Entries taken from a collection:
^^^^^^^^^^^^^^^^
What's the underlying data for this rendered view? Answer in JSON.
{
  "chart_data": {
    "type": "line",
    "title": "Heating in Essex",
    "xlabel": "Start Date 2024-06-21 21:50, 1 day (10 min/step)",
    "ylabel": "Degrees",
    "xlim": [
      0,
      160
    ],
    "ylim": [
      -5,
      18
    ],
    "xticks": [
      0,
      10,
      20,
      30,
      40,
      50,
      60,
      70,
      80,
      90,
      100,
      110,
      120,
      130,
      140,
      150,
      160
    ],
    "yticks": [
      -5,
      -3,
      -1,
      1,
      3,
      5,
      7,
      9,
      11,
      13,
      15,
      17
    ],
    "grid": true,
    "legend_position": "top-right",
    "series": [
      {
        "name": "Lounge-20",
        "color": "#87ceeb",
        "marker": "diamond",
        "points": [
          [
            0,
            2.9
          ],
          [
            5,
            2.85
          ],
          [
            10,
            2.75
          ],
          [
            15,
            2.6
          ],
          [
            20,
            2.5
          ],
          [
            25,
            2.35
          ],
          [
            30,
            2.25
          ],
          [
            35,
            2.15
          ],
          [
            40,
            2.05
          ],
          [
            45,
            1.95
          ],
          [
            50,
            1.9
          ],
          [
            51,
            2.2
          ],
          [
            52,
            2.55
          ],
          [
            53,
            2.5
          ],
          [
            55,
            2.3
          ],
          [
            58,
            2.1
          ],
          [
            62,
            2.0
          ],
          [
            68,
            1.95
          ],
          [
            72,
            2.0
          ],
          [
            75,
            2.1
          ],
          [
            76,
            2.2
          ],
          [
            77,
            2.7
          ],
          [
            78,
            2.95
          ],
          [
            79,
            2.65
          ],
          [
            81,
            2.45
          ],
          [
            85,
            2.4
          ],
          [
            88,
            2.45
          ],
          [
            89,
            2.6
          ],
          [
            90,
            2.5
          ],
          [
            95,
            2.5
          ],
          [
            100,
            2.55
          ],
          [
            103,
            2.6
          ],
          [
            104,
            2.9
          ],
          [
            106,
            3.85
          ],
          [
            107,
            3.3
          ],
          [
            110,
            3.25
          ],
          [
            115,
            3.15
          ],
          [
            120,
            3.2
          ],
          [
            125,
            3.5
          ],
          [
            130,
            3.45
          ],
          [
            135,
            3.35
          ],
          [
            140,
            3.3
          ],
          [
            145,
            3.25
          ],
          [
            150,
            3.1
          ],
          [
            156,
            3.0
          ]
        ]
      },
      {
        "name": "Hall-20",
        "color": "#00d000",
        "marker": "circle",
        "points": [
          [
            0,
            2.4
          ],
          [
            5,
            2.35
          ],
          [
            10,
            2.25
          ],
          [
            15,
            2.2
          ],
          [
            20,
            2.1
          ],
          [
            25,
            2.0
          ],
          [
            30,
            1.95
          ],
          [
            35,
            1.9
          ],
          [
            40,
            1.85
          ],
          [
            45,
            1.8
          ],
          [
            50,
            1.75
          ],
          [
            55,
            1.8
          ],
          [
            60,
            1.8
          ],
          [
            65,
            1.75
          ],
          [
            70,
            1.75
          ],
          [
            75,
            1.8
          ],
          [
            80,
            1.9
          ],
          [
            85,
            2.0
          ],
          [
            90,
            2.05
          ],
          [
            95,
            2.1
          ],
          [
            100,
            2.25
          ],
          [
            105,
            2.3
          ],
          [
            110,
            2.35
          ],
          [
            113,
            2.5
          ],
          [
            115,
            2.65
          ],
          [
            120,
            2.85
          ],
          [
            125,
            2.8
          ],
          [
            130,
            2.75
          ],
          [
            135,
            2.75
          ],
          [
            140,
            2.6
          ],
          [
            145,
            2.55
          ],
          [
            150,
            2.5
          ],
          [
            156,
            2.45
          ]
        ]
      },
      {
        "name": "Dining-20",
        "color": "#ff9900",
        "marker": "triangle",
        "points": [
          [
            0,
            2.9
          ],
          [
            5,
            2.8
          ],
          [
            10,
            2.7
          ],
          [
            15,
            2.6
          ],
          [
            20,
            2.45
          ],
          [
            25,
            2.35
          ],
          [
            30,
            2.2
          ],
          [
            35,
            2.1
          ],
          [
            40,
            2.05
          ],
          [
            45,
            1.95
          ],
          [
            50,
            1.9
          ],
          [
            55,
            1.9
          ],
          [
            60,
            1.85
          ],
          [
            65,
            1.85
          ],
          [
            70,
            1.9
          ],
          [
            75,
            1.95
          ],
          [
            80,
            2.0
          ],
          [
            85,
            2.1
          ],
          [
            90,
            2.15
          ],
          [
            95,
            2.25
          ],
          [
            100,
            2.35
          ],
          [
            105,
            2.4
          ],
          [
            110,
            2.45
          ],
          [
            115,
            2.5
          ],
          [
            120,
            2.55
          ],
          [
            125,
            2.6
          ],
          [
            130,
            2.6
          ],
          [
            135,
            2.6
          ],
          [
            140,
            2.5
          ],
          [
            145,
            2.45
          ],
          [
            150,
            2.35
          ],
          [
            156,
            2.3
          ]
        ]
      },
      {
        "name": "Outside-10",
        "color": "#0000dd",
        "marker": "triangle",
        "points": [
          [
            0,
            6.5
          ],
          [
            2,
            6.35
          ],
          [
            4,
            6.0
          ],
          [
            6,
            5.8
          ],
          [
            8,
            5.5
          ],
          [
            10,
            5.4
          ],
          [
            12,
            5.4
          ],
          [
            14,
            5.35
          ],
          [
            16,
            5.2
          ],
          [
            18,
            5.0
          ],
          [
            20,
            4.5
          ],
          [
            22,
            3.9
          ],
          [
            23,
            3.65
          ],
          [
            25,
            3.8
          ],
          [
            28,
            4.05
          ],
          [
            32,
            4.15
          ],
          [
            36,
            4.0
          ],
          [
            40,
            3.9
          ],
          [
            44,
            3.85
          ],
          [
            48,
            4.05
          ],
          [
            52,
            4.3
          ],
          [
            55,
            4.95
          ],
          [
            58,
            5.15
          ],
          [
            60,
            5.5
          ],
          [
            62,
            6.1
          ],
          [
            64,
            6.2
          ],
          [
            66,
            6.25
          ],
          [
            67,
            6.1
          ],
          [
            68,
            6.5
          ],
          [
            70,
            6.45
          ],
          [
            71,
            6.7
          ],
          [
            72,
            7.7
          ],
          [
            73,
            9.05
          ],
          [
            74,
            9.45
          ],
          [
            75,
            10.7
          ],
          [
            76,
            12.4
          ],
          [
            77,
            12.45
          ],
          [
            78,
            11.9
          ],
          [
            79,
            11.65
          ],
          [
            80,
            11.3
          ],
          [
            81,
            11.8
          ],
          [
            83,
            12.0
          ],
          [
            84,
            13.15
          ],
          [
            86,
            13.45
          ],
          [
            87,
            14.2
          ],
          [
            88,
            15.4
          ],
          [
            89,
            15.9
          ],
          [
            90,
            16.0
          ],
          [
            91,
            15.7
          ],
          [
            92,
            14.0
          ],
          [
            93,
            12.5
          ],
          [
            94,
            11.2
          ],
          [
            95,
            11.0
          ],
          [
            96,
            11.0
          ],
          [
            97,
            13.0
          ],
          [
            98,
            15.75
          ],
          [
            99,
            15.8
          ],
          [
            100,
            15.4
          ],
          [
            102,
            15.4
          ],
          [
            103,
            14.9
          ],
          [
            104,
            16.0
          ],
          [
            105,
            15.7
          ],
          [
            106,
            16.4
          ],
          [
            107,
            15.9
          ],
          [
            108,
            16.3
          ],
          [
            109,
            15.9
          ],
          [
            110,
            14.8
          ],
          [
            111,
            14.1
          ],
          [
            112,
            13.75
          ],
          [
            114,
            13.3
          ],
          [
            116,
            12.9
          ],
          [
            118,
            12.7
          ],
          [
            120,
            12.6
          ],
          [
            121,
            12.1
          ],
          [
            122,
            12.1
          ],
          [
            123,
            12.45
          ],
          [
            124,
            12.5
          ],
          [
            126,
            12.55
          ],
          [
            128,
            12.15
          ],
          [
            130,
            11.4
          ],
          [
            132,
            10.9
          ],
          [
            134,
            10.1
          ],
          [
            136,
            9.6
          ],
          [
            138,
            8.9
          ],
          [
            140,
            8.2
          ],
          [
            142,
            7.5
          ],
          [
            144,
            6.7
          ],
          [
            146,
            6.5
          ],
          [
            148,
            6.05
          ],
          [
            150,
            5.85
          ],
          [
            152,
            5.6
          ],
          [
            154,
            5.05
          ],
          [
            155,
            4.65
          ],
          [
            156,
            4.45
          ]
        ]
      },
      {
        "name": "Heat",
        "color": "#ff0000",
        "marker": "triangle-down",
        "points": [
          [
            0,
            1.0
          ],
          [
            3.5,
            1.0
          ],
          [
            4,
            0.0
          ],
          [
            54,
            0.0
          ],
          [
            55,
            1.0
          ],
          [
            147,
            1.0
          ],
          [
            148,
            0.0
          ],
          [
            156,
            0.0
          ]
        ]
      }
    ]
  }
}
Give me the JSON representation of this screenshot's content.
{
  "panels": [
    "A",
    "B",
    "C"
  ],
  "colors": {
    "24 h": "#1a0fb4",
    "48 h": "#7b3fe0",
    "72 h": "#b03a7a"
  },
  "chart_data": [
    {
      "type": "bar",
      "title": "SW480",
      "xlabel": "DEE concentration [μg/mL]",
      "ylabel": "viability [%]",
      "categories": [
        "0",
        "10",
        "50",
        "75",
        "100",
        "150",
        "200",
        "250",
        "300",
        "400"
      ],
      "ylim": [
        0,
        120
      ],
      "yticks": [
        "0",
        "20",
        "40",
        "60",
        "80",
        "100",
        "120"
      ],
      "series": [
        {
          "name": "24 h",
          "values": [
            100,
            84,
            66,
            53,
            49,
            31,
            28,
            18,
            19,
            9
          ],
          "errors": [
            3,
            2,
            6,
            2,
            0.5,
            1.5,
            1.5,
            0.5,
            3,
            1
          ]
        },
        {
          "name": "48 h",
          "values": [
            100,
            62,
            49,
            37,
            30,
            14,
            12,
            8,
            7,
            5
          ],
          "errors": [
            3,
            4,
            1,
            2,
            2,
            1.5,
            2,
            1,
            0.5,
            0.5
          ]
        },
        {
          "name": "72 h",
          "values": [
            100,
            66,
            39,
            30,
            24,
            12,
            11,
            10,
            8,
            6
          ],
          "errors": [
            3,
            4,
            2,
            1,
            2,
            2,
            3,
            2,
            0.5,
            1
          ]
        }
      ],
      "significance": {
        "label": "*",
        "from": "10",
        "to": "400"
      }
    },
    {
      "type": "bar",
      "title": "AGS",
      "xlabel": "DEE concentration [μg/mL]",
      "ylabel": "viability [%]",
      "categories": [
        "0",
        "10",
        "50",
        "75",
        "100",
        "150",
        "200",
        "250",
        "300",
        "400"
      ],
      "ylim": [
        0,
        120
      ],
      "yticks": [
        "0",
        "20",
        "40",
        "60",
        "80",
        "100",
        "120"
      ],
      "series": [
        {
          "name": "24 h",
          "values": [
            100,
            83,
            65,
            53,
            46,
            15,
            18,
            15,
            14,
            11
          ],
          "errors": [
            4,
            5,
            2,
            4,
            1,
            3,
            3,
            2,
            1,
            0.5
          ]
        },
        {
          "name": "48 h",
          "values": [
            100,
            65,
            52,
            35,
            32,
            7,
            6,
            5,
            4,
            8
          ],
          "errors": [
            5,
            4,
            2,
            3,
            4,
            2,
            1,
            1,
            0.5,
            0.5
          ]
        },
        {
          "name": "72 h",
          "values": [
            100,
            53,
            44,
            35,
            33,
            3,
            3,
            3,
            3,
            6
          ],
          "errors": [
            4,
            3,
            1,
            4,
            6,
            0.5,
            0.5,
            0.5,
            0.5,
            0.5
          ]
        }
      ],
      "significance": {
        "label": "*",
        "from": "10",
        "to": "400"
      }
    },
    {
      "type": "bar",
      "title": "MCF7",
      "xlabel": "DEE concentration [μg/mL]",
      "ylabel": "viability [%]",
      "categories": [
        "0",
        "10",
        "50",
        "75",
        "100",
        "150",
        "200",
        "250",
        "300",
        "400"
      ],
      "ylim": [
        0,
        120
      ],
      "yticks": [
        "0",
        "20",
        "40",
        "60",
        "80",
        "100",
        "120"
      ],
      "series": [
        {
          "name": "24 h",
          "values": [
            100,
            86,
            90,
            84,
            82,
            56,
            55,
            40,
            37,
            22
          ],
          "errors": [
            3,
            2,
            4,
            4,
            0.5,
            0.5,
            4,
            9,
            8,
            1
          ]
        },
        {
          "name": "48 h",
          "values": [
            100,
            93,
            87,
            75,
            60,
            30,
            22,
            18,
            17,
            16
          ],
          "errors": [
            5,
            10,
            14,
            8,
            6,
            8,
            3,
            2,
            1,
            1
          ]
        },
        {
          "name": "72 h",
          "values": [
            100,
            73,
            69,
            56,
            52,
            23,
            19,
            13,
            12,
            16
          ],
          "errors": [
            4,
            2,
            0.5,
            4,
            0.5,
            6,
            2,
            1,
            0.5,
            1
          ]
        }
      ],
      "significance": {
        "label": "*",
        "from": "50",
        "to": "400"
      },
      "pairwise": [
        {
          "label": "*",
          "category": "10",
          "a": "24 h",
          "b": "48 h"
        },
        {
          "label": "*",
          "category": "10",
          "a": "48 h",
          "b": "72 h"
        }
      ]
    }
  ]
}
^^^^^^^^^^^^^^^^
Task description = The answer should be a single number: the count of lines in the data that include the string "title".

Response to the task = 4